### GIVEN TASK
Write only the number of lines holding the string "match".

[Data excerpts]
####################

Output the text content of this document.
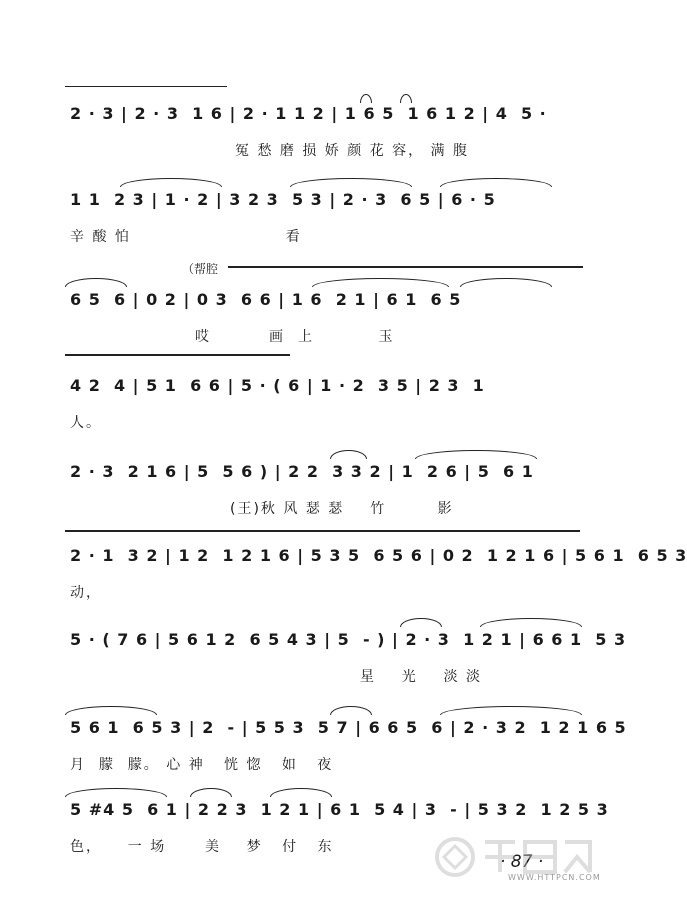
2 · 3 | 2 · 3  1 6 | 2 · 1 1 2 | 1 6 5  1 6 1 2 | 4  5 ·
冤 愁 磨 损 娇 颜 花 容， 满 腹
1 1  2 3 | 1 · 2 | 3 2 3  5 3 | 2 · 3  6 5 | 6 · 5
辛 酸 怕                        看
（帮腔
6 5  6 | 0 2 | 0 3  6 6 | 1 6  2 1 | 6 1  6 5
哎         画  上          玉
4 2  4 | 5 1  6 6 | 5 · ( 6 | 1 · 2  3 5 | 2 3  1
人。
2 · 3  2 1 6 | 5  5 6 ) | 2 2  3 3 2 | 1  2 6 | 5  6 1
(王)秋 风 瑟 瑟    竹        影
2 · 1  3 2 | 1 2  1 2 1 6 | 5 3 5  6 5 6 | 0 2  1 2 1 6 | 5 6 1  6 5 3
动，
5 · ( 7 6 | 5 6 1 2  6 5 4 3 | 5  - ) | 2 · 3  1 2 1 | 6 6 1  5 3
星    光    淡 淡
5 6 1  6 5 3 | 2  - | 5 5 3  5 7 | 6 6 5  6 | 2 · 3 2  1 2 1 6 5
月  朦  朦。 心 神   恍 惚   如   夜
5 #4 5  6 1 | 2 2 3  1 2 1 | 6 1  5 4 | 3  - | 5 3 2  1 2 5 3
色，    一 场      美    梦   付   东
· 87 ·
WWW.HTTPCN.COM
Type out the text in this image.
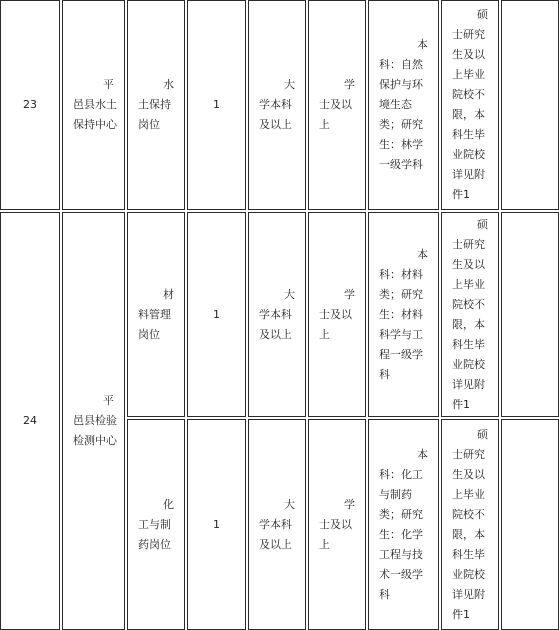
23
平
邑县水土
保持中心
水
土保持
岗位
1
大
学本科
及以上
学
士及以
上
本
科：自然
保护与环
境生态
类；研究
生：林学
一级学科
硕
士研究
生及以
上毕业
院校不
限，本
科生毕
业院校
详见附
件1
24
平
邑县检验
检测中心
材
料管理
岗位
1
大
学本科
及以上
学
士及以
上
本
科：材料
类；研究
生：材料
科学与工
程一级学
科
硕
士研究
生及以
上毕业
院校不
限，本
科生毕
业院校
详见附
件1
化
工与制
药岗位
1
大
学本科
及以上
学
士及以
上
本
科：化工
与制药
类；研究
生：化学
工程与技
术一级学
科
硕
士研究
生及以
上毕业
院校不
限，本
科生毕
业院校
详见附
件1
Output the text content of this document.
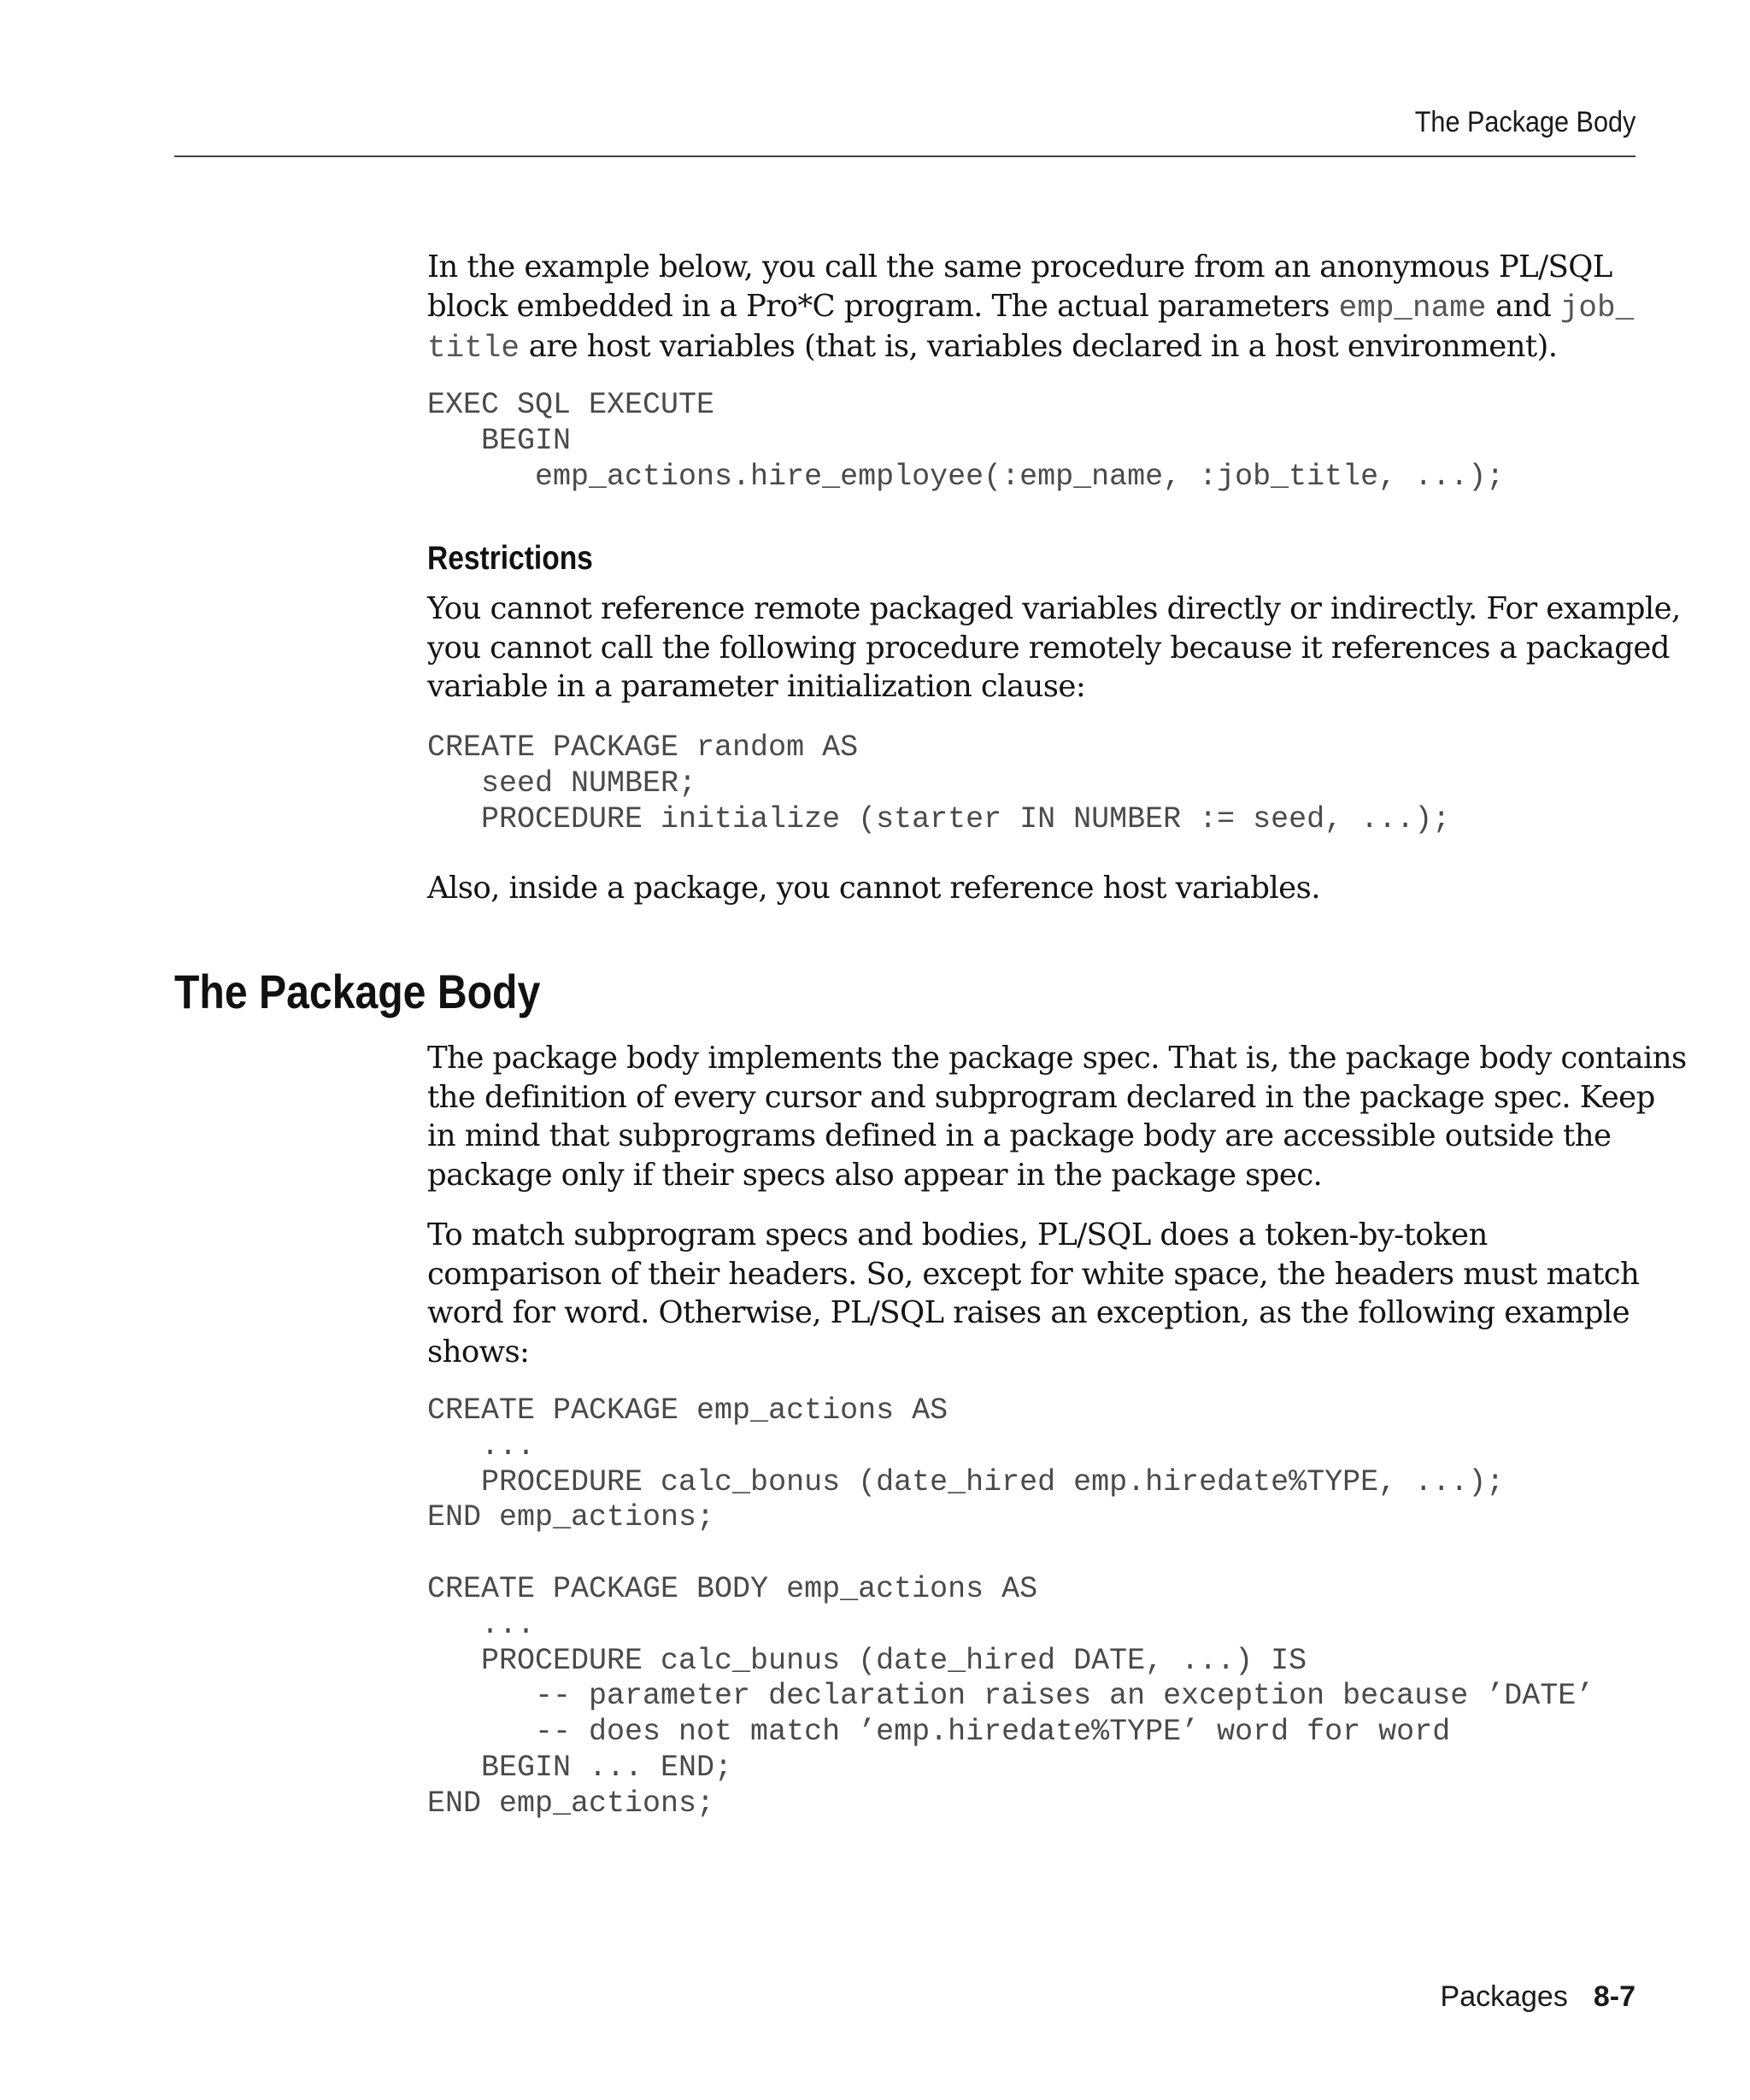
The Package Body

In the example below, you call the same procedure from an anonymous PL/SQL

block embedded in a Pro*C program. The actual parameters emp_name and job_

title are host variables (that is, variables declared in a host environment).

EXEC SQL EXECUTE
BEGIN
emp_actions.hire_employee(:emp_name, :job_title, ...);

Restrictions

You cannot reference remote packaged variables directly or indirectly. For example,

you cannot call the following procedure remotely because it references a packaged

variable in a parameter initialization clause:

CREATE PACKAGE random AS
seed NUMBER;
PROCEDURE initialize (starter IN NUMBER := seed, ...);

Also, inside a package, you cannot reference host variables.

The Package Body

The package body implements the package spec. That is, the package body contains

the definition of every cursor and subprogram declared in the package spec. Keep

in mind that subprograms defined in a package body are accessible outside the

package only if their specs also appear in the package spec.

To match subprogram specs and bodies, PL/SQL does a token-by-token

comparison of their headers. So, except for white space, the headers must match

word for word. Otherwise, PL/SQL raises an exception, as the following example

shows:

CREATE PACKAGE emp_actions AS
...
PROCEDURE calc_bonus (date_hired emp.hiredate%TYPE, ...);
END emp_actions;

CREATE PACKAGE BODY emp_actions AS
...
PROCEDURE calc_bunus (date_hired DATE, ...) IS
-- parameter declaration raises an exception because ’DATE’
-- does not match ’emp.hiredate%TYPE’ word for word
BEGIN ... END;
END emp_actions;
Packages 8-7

####################

### EXERCISE SOLUTION
3